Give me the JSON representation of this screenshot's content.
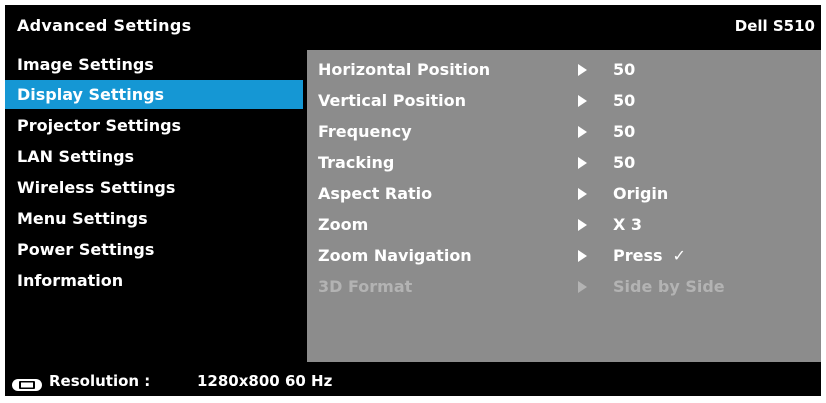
{
  "header": {
    "title": "Advanced Settings",
    "model": "Dell S510"
  },
  "sidebar": {
    "items": [
      {
        "label": "Image Settings"
      },
      {
        "label": "Display Settings",
        "selected": true
      },
      {
        "label": "Projector Settings"
      },
      {
        "label": "LAN Settings"
      },
      {
        "label": "Wireless Settings"
      },
      {
        "label": "Menu Settings"
      },
      {
        "label": "Power Settings"
      },
      {
        "label": "Information"
      }
    ]
  },
  "panel": {
    "rows": [
      {
        "label": "Horizontal Position",
        "value": "50"
      },
      {
        "label": "Vertical Position",
        "value": "50"
      },
      {
        "label": "Frequency",
        "value": "50"
      },
      {
        "label": "Tracking",
        "value": "50"
      },
      {
        "label": "Aspect Ratio",
        "value": "Origin"
      },
      {
        "label": "Zoom",
        "value": "X 3"
      },
      {
        "label": "Zoom Navigation",
        "value": "Press",
        "check": "✓"
      },
      {
        "label": "3D Format",
        "value": "Side by Side",
        "disabled": true
      }
    ]
  },
  "footer": {
    "icon": "monitor-input-icon",
    "label": "Resolution :",
    "value": "1280x800 60 Hz"
  },
  "colors": {
    "background": "#000000",
    "selection": "#1597d4",
    "panel": "#8c8c8c",
    "disabled_text": "#b3b3b3"
  }
}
____________
- _TASK_
Reproduce all entries without any change, and omit the pictures.

- _TASK OUTPUT_
Give me the JSON representation of this screenshot's content.
{
  "header": {
    "title": "Advanced Settings",
    "model": "Dell S510"
  },
  "sidebar": {
    "items": [
      {
        "label": "Image Settings"
      },
      {
        "label": "Display Settings",
        "selected": true
      },
      {
        "label": "Projector Settings"
      },
      {
        "label": "LAN Settings"
      },
      {
        "label": "Wireless Settings"
      },
      {
        "label": "Menu Settings"
      },
      {
        "label": "Power Settings"
      },
      {
        "label": "Information"
      }
    ]
  },
  "panel": {
    "rows": [
      {
        "label": "Horizontal Position",
        "value": "50"
      },
      {
        "label": "Vertical Position",
        "value": "50"
      },
      {
        "label": "Frequency",
        "value": "50"
      },
      {
        "label": "Tracking",
        "value": "50"
      },
      {
        "label": "Aspect Ratio",
        "value": "Origin"
      },
      {
        "label": "Zoom",
        "value": "X 3"
      },
      {
        "label": "Zoom Navigation",
        "value": "Press",
        "check": "✓"
      },
      {
        "label": "3D Format",
        "value": "Side by Side",
        "disabled": true
      }
    ]
  },
  "footer": {
    "icon": "monitor-input-icon",
    "label": "Resolution :",
    "value": "1280x800 60 Hz"
  },
  "colors": {
    "background": "#000000",
    "selection": "#1597d4",
    "panel": "#8c8c8c",
    "disabled_text": "#b3b3b3"
  }
}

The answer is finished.